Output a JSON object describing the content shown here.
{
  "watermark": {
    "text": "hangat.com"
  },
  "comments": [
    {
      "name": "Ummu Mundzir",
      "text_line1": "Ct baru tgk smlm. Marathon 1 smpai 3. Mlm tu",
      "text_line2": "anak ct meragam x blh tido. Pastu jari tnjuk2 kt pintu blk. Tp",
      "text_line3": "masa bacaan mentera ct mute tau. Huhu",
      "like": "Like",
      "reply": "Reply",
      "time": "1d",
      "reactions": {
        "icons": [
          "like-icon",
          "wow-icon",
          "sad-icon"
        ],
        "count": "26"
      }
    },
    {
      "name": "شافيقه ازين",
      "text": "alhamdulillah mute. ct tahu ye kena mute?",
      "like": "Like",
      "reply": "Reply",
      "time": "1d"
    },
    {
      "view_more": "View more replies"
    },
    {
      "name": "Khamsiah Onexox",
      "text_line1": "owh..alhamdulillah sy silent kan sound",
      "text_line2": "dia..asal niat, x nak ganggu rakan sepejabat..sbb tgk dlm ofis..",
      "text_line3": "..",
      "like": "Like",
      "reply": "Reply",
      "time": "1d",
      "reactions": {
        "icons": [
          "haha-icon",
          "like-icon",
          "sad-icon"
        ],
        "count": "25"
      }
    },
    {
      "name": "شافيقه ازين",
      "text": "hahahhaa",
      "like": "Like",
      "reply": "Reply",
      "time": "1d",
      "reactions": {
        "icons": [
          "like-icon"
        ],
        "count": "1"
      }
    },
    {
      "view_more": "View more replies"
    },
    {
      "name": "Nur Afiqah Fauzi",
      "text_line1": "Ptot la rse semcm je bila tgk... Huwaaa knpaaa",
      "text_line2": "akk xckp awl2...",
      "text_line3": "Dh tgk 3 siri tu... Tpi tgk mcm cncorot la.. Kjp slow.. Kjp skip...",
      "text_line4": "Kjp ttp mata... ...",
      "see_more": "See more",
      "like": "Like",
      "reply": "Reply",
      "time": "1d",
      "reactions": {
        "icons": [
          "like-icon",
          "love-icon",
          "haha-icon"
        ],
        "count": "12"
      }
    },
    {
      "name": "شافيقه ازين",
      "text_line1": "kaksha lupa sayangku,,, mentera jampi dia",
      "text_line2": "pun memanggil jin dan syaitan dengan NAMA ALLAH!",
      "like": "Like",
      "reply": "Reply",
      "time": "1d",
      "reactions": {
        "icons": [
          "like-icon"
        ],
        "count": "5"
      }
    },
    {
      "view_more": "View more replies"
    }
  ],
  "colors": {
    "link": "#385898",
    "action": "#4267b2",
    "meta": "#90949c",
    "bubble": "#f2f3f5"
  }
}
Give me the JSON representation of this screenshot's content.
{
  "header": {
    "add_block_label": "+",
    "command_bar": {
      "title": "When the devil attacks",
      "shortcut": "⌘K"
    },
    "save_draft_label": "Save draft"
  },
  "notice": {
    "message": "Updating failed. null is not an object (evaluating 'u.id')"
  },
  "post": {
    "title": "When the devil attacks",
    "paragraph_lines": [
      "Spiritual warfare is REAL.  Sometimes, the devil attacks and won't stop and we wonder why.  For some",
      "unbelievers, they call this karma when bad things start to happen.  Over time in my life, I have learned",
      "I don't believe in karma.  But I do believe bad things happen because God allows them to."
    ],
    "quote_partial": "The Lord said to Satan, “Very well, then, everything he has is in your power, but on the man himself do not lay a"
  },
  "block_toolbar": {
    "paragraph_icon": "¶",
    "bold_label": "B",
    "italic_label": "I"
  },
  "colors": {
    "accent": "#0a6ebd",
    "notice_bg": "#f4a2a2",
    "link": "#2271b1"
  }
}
---
Transcribe word for word the lines from the one holding "Give me the" to the last line of the listing above, inclusive.

Give me the JSON representation of this screenshot's content.
{
  "header": {
    "add_block_label": "+",
    "command_bar": {
      "title": "When the devil attacks",
      "shortcut": "⌘K"
    },
    "save_draft_label": "Save draft"
  },
  "notice": {
    "message": "Updating failed. null is not an object (evaluating 'u.id')"
  },
  "post": {
    "title": "When the devil attacks",
    "paragraph_lines": [
      "Spiritual warfare is REAL.  Sometimes, the devil attacks and won't stop and we wonder why.  For some",
      "unbelievers, they call this karma when bad things start to happen.  Over time in my life, I have learned",
      "I don't believe in karma.  But I do believe bad things happen because God allows them to."
    ],
    "quote_partial": "The Lord said to Satan, “Very well, then, everything he has is in your power, but on the man himself do not lay a"
  },
  "block_toolbar": {
    "paragraph_icon": "¶",
    "bold_label": "B",
    "italic_label": "I"
  },
  "colors": {
    "accent": "#0a6ebd",
    "notice_bg": "#f4a2a2",
    "link": "#2271b1"
  }
}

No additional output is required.